• **Written instruction**:
Please write out the complete listing that follows, exactly as it reads.
## start
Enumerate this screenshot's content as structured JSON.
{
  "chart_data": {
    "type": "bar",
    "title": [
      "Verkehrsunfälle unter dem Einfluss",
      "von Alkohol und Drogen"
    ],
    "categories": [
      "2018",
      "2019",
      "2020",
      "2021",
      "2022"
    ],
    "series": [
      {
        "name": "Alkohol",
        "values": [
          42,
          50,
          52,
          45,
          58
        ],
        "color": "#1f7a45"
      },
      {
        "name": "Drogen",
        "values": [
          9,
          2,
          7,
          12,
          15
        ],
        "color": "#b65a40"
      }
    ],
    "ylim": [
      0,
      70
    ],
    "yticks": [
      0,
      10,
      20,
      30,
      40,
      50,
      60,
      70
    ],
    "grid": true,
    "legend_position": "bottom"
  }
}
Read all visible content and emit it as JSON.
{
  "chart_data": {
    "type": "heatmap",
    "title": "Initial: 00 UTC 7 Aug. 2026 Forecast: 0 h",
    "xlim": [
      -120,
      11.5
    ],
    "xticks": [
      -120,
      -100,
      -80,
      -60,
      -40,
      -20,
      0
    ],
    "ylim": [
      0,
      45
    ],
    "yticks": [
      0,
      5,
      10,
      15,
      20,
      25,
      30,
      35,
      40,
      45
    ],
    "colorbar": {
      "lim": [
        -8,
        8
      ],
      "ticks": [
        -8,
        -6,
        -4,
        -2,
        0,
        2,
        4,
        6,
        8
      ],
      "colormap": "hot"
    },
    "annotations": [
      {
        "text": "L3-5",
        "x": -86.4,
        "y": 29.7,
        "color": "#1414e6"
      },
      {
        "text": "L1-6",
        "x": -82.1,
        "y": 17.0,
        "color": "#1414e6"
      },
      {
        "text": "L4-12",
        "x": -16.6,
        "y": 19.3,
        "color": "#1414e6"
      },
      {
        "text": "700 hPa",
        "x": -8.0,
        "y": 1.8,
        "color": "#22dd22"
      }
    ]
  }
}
## end
• **Complete response**:
Enumerate this screenshot's content as structured JSON.
{
  "chart_data": {
    "type": "bar",
    "title": [
      "Verkehrsunfälle unter dem Einfluss",
      "von Alkohol und Drogen"
    ],
    "categories": [
      "2018",
      "2019",
      "2020",
      "2021",
      "2022"
    ],
    "series": [
      {
        "name": "Alkohol",
        "values": [
          42,
          50,
          52,
          45,
          58
        ],
        "color": "#1f7a45"
      },
      {
        "name": "Drogen",
        "values": [
          9,
          2,
          7,
          12,
          15
        ],
        "color": "#b65a40"
      }
    ],
    "ylim": [
      0,
      70
    ],
    "yticks": [
      0,
      10,
      20,
      30,
      40,
      50,
      60,
      70
    ],
    "grid": true,
    "legend_position": "bottom"
  }
}
Read all visible content and emit it as JSON.
{
  "chart_data": {
    "type": "heatmap",
    "title": "Initial: 00 UTC 7 Aug. 2026 Forecast: 0 h",
    "xlim": [
      -120,
      11.5
    ],
    "xticks": [
      -120,
      -100,
      -80,
      -60,
      -40,
      -20,
      0
    ],
    "ylim": [
      0,
      45
    ],
    "yticks": [
      0,
      5,
      10,
      15,
      20,
      25,
      30,
      35,
      40,
      45
    ],
    "colorbar": {
      "lim": [
        -8,
        8
      ],
      "ticks": [
        -8,
        -6,
        -4,
        -2,
        0,
        2,
        4,
        6,
        8
      ],
      "colormap": "hot"
    },
    "annotations": [
      {
        "text": "L3-5",
        "x": -86.4,
        "y": 29.7,
        "color": "#1414e6"
      },
      {
        "text": "L1-6",
        "x": -82.1,
        "y": 17.0,
        "color": "#1414e6"
      },
      {
        "text": "L4-12",
        "x": -16.6,
        "y": 19.3,
        "color": "#1414e6"
      },
      {
        "text": "700 hPa",
        "x": -8.0,
        "y": 1.8,
        "color": "#22dd22"
      }
    ]
  }
}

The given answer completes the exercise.